§ **Problem requirements**: Tally the lines that hold the word "labels" and reply with that figure only.

§ **Provided material**:
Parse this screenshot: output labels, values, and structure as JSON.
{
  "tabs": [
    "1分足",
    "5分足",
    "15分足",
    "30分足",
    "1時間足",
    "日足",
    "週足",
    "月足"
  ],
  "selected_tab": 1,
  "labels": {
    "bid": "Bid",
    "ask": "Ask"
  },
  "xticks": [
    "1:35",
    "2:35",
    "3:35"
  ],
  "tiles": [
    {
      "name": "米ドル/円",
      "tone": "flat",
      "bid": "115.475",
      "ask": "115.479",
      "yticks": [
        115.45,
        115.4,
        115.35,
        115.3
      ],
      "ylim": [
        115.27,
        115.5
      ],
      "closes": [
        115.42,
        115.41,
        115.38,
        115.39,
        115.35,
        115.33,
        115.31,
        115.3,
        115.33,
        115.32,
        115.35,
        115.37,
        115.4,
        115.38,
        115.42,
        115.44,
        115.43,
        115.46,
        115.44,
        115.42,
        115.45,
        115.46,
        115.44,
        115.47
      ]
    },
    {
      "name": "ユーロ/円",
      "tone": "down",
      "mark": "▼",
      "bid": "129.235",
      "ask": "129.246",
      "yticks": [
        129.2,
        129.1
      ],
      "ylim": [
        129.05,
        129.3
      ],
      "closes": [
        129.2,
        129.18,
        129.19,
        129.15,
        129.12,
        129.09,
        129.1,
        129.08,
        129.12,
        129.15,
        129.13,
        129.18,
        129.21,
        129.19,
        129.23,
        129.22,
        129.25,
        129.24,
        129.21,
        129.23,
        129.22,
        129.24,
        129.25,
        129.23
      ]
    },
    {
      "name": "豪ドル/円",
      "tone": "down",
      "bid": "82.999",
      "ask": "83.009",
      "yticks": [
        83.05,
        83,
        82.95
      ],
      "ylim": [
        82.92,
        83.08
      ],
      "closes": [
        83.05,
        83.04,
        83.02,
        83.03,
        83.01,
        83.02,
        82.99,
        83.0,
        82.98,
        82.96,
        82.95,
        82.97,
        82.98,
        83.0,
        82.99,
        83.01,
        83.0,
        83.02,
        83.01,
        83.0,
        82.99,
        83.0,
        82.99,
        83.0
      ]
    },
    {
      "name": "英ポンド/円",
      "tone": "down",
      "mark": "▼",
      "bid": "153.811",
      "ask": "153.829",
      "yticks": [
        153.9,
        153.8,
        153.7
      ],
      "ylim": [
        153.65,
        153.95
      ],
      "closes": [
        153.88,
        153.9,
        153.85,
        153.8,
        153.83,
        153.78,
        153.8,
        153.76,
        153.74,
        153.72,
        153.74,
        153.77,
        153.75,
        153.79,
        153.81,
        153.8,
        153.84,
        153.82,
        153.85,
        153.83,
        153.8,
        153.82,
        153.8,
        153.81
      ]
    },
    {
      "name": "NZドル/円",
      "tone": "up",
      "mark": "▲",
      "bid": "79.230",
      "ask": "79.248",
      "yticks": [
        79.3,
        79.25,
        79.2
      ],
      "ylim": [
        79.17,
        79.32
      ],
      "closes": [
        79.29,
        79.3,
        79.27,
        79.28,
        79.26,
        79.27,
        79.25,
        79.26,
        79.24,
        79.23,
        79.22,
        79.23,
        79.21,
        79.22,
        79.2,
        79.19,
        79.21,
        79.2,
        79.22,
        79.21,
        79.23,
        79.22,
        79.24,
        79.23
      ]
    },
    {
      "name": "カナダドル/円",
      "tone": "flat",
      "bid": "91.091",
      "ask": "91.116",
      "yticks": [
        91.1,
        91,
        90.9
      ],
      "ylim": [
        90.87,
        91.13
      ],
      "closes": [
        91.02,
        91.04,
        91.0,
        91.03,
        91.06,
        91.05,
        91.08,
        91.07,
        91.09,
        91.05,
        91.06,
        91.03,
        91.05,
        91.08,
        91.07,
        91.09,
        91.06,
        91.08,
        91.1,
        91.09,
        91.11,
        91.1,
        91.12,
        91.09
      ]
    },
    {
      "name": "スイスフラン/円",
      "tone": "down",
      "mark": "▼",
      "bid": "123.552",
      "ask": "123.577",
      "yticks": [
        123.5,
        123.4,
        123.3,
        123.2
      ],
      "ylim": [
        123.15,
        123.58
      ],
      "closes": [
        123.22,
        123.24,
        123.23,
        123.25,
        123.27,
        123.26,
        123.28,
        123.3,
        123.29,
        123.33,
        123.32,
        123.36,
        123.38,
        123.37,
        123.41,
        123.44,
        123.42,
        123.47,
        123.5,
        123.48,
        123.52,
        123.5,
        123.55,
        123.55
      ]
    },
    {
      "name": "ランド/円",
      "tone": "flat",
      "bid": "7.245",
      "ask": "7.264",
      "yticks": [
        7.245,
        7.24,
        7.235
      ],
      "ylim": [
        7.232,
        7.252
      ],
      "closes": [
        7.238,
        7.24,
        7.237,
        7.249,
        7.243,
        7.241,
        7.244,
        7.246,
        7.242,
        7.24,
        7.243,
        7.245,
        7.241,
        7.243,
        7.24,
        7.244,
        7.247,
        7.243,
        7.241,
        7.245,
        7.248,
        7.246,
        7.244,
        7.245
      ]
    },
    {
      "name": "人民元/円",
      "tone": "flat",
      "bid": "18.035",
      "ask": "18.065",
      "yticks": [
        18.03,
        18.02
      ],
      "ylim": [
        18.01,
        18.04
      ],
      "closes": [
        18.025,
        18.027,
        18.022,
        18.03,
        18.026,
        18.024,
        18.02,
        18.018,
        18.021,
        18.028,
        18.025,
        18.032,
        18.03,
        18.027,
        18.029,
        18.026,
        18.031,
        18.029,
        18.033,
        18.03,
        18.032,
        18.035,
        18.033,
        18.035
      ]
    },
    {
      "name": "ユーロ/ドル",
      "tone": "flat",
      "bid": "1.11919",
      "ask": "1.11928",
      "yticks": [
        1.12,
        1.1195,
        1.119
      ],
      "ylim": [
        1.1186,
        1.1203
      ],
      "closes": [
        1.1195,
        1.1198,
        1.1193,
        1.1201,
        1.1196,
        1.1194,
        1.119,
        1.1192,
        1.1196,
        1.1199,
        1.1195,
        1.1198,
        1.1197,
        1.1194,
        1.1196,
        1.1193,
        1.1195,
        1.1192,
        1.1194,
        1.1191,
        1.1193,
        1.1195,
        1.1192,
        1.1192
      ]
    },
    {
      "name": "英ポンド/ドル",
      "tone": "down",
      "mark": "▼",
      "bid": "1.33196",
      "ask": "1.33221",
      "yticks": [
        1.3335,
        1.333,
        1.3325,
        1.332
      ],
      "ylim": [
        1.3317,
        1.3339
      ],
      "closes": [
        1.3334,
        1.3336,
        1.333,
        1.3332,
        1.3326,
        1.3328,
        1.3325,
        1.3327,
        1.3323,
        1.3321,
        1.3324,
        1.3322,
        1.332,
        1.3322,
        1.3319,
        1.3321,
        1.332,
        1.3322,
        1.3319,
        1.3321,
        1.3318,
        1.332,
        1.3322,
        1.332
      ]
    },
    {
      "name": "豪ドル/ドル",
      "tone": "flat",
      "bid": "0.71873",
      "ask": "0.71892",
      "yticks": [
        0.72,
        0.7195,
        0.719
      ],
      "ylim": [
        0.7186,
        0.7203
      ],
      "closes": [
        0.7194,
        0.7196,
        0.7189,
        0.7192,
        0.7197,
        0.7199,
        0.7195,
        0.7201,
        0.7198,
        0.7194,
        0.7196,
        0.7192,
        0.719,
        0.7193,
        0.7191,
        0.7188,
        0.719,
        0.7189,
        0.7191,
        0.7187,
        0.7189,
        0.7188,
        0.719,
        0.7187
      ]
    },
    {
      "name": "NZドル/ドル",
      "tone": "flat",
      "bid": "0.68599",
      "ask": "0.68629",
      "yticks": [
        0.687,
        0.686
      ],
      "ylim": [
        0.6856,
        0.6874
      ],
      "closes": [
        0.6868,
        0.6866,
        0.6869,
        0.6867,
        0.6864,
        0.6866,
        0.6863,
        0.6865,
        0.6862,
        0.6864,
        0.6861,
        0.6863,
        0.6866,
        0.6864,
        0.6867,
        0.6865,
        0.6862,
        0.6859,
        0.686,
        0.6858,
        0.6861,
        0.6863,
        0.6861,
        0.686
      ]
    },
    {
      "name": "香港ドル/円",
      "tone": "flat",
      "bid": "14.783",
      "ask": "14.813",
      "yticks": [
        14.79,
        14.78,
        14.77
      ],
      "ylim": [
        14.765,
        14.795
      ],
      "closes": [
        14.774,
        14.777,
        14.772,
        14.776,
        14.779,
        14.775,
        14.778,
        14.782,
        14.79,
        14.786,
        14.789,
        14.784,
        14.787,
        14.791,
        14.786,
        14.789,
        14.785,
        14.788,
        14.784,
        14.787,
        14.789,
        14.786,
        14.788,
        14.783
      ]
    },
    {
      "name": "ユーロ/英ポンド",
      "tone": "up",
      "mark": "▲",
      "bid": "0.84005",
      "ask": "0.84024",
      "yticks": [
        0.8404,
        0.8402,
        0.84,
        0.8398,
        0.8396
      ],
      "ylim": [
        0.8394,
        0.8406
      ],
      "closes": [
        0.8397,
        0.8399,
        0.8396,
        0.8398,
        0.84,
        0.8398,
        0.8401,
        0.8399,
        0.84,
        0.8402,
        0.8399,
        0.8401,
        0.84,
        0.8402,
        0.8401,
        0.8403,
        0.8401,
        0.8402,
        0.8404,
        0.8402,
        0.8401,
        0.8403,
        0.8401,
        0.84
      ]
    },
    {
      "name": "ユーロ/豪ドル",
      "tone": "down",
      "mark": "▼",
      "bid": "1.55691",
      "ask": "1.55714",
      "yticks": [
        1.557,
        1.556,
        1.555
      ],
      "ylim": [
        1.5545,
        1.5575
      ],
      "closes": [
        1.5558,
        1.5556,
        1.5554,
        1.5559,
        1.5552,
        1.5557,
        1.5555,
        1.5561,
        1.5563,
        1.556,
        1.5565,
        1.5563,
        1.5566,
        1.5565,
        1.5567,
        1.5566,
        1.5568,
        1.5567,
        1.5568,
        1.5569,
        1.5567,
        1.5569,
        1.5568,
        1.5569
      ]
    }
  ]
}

§ **Result**: 2